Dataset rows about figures
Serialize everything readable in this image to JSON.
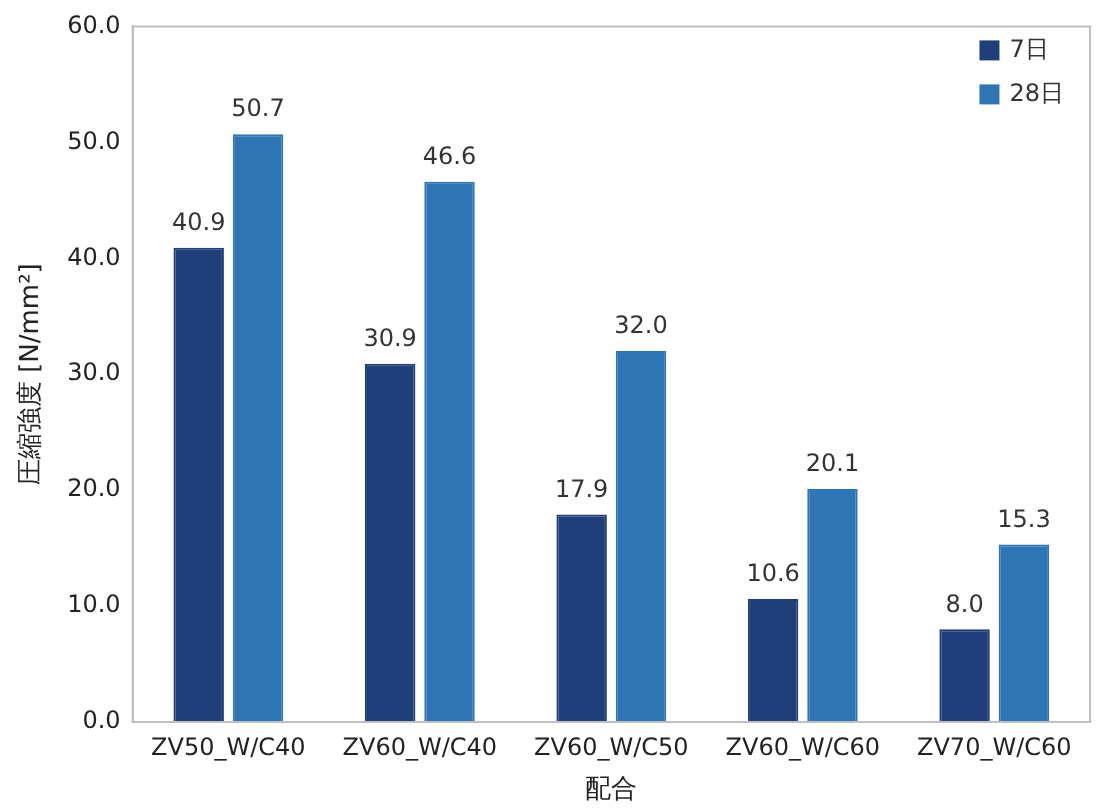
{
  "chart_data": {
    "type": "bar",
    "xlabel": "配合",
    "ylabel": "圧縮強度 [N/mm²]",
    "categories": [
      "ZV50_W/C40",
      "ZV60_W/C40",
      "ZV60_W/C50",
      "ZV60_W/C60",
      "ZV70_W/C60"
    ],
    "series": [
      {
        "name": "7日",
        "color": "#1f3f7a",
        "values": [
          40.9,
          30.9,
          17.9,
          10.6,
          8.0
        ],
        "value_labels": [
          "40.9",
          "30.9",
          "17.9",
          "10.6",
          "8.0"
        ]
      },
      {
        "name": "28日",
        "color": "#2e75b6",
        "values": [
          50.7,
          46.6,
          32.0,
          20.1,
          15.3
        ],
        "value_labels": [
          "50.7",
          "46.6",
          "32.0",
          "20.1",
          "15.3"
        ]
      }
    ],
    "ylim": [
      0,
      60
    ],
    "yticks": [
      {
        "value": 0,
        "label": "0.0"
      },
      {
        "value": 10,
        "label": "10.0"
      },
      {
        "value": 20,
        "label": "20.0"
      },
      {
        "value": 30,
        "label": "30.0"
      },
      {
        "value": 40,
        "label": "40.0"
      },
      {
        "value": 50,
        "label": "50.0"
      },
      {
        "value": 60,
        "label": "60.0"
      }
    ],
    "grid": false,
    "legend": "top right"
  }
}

▶ [WHAT YOU WILL DO]: Copy out all the data exactly; skip the pictures.

▶ [RESULT FOR THIS TASK]:
Serialize everything readable in this image to JSON.
{
  "chart_data": {
    "type": "bar",
    "xlabel": "配合",
    "ylabel": "圧縮強度 [N/mm²]",
    "categories": [
      "ZV50_W/C40",
      "ZV60_W/C40",
      "ZV60_W/C50",
      "ZV60_W/C60",
      "ZV70_W/C60"
    ],
    "series": [
      {
        "name": "7日",
        "color": "#1f3f7a",
        "values": [
          40.9,
          30.9,
          17.9,
          10.6,
          8.0
        ],
        "value_labels": [
          "40.9",
          "30.9",
          "17.9",
          "10.6",
          "8.0"
        ]
      },
      {
        "name": "28日",
        "color": "#2e75b6",
        "values": [
          50.7,
          46.6,
          32.0,
          20.1,
          15.3
        ],
        "value_labels": [
          "50.7",
          "46.6",
          "32.0",
          "20.1",
          "15.3"
        ]
      }
    ],
    "ylim": [
      0,
      60
    ],
    "yticks": [
      {
        "value": 0,
        "label": "0.0"
      },
      {
        "value": 10,
        "label": "10.0"
      },
      {
        "value": 20,
        "label": "20.0"
      },
      {
        "value": 30,
        "label": "30.0"
      },
      {
        "value": 40,
        "label": "40.0"
      },
      {
        "value": 50,
        "label": "50.0"
      },
      {
        "value": 60,
        "label": "60.0"
      }
    ],
    "grid": false,
    "legend": "top right"
  }
}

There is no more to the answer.